Reproduce the data that follows in its entirety, character for character.

--- START Working data ---

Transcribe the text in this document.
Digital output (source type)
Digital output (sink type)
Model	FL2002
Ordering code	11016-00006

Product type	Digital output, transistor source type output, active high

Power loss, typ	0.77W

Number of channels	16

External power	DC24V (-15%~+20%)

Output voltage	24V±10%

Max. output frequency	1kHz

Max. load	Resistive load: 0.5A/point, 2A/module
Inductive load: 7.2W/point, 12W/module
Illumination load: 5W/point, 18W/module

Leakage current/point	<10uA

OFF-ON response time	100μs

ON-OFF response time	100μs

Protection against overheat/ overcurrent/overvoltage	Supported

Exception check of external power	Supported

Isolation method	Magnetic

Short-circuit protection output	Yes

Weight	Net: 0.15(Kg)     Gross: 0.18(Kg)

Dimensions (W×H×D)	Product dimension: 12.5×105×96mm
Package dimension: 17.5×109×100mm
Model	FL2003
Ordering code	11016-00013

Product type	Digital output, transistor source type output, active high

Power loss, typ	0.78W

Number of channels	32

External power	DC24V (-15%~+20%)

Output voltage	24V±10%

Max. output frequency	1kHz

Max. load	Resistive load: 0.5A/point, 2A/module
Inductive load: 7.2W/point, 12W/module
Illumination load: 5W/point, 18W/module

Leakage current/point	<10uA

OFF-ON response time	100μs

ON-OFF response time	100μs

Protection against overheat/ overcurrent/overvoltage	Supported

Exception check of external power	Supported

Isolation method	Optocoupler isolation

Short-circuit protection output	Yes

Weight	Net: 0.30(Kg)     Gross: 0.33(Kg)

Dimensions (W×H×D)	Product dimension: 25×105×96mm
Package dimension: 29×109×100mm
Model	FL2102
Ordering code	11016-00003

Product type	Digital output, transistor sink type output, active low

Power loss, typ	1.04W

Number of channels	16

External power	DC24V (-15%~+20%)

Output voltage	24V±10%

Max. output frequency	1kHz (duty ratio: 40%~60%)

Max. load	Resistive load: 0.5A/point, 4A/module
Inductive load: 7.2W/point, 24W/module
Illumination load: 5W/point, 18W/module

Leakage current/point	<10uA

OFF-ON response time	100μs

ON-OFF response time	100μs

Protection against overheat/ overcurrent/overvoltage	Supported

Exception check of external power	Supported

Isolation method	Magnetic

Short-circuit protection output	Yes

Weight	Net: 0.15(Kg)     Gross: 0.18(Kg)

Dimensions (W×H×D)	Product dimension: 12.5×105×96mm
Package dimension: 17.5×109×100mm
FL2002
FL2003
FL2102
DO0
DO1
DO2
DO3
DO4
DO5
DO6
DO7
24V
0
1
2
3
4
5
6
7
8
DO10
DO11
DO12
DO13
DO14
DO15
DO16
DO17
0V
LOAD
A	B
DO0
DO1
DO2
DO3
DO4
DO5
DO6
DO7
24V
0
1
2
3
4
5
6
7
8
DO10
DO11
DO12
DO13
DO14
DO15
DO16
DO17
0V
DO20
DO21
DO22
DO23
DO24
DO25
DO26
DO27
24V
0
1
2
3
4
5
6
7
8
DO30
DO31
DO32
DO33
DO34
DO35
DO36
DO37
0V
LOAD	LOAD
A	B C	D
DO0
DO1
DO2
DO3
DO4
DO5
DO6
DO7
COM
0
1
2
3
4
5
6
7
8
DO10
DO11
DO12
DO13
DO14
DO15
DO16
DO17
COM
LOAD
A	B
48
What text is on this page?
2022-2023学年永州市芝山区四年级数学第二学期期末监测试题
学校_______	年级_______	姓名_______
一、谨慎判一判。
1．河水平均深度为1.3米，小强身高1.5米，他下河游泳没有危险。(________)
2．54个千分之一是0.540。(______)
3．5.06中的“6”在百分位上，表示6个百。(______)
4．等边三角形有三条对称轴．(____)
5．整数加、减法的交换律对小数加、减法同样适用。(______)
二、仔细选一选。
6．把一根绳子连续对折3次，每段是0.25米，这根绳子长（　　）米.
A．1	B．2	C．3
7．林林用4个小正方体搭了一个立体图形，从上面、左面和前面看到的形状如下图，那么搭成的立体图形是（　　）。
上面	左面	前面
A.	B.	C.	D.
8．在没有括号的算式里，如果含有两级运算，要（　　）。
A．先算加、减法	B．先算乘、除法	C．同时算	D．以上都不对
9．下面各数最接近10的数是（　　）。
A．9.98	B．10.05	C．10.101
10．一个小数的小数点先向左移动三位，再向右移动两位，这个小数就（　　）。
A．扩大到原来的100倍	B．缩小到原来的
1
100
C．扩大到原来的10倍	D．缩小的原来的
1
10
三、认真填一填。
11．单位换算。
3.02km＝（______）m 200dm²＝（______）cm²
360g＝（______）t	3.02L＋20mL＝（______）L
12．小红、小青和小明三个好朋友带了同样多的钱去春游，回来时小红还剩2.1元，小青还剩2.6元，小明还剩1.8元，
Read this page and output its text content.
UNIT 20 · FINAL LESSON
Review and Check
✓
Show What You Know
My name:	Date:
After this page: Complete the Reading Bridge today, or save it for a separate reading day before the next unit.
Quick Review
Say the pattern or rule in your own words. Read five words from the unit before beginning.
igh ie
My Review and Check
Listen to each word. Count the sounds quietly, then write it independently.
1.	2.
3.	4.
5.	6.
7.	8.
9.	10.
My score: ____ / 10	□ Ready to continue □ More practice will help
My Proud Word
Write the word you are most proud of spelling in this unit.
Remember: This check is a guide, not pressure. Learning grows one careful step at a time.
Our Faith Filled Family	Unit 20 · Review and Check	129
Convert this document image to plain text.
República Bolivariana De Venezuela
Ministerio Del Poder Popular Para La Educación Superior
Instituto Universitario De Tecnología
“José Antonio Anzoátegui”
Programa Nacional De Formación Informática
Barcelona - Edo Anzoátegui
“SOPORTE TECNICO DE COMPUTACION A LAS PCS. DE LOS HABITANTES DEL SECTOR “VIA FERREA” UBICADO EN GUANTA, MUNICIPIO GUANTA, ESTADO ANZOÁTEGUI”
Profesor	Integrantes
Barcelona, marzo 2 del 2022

--- END Working data ---

- [Result]:
Transcribe the text in this document.
Digital output (source type)
Digital output (sink type)
Model	FL2002
Ordering code	11016-00006

Product type	Digital output, transistor source type output, active high

Power loss, typ	0.77W

Number of channels	16

External power	DC24V (-15%~+20%)

Output voltage	24V±10%

Max. output frequency	1kHz

Max. load	Resistive load: 0.5A/point, 2A/module
Inductive load: 7.2W/point, 12W/module
Illumination load: 5W/point, 18W/module

Leakage current/point	<10uA

OFF-ON response time	100μs

ON-OFF response time	100μs

Protection against overheat/ overcurrent/overvoltage	Supported

Exception check of external power	Supported

Isolation method	Magnetic

Short-circuit protection output	Yes

Weight	Net: 0.15(Kg)     Gross: 0.18(Kg)

Dimensions (W×H×D)	Product dimension: 12.5×105×96mm
Package dimension: 17.5×109×100mm
Model	FL2003
Ordering code	11016-00013

Product type	Digital output, transistor source type output, active high

Power loss, typ	0.78W

Number of channels	32

External power	DC24V (-15%~+20%)

Output voltage	24V±10%

Max. output frequency	1kHz

Max. load	Resistive load: 0.5A/point, 2A/module
Inductive load: 7.2W/point, 12W/module
Illumination load: 5W/point, 18W/module

Leakage current/point	<10uA

OFF-ON response time	100μs

ON-OFF response time	100μs

Protection against overheat/ overcurrent/overvoltage	Supported

Exception check of external power	Supported

Isolation method	Optocoupler isolation

Short-circuit protection output	Yes

Weight	Net: 0.30(Kg)     Gross: 0.33(Kg)

Dimensions (W×H×D)	Product dimension: 25×105×96mm
Package dimension: 29×109×100mm
Model	FL2102
Ordering code	11016-00003

Product type	Digital output, transistor sink type output, active low

Power loss, typ	1.04W

Number of channels	16

External power	DC24V (-15%~+20%)

Output voltage	24V±10%

Max. output frequency	1kHz (duty ratio: 40%~60%)

Max. load	Resistive load: 0.5A/point, 4A/module
Inductive load: 7.2W/point, 24W/module
Illumination load: 5W/point, 18W/module

Leakage current/point	<10uA

OFF-ON response time	100μs

ON-OFF response time	100μs

Protection against overheat/ overcurrent/overvoltage	Supported

Exception check of external power	Supported

Isolation method	Magnetic

Short-circuit protection output	Yes

Weight	Net: 0.15(Kg)     Gross: 0.18(Kg)

Dimensions (W×H×D)	Product dimension: 12.5×105×96mm
Package dimension: 17.5×109×100mm
FL2002
FL2003
FL2102
DO0
DO1
DO2
DO3
DO4
DO5
DO6
DO7
24V
0
1
2
3
4
5
6
7
8
DO10
DO11
DO12
DO13
DO14
DO15
DO16
DO17
0V
LOAD
A	B
DO0
DO1
DO2
DO3
DO4
DO5
DO6
DO7
24V
0
1
2
3
4
5
6
7
8
DO10
DO11
DO12
DO13
DO14
DO15
DO16
DO17
0V
DO20
DO21
DO22
DO23
DO24
DO25
DO26
DO27
24V
0
1
2
3
4
5
6
7
8
DO30
DO31
DO32
DO33
DO34
DO35
DO36
DO37
0V
LOAD	LOAD
A	B C	D
DO0
DO1
DO2
DO3
DO4
DO5
DO6
DO7
COM
0
1
2
3
4
5
6
7
8
DO10
DO11
DO12
DO13
DO14
DO15
DO16
DO17
COM
LOAD
A	B
48
What text is on this page?
2022-2023学年永州市芝山区四年级数学第二学期期末监测试题
学校_______	年级_______	姓名_______
一、谨慎判一判。
1．河水平均深度为1.3米，小强身高1.5米，他下河游泳没有危险。(________)
2．54个千分之一是0.540。(______)
3．5.06中的“6”在百分位上，表示6个百。(______)
4．等边三角形有三条对称轴．(____)
5．整数加、减法的交换律对小数加、减法同样适用。(______)
二、仔细选一选。
6．把一根绳子连续对折3次，每段是0.25米，这根绳子长（　　）米.
A．1	B．2	C．3
7．林林用4个小正方体搭了一个立体图形，从上面、左面和前面看到的形状如下图，那么搭成的立体图形是（　　）。
上面	左面	前面
A.	B.	C.	D.
8．在没有括号的算式里，如果含有两级运算，要（　　）。
A．先算加、减法	B．先算乘、除法	C．同时算	D．以上都不对
9．下面各数最接近10的数是（　　）。
A．9.98	B．10.05	C．10.101
10．一个小数的小数点先向左移动三位，再向右移动两位，这个小数就（　　）。
A．扩大到原来的100倍	B．缩小到原来的
1
100
C．扩大到原来的10倍	D．缩小的原来的
1
10
三、认真填一填。
11．单位换算。
3.02km＝（______）m 200dm²＝（______）cm²
360g＝（______）t	3.02L＋20mL＝（______）L
12．小红、小青和小明三个好朋友带了同样多的钱去春游，回来时小红还剩2.1元，小青还剩2.6元，小明还剩1.8元，
Read this page and output its text content.
UNIT 20 · FINAL LESSON
Review and Check
✓
Show What You Know
My name:	Date:
After this page: Complete the Reading Bridge today, or save it for a separate reading day before the next unit.
Quick Review
Say the pattern or rule in your own words. Read five words from the unit before beginning.
igh ie
My Review and Check
Listen to each word. Count the sounds quietly, then write it independently.
1.	2.
3.	4.
5.	6.
7.	8.
9.	10.
My score: ____ / 10	□ Ready to continue □ More practice will help
My Proud Word
Write the word you are most proud of spelling in this unit.
Remember: This check is a guide, not pressure. Learning grows one careful step at a time.
Our Faith Filled Family	Unit 20 · Review and Check	129
Convert this document image to plain text.
República Bolivariana De Venezuela
Ministerio Del Poder Popular Para La Educación Superior
Instituto Universitario De Tecnología
“José Antonio Anzoátegui”
Programa Nacional De Formación Informática
Barcelona - Edo Anzoátegui
“SOPORTE TECNICO DE COMPUTACION A LAS PCS. DE LOS HABITANTES DEL SECTOR “VIA FERREA” UBICADO EN GUANTA, MUNICIPIO GUANTA, ESTADO ANZOÁTEGUI”
Profesor	Integrantes
Barcelona, marzo 2 del 2022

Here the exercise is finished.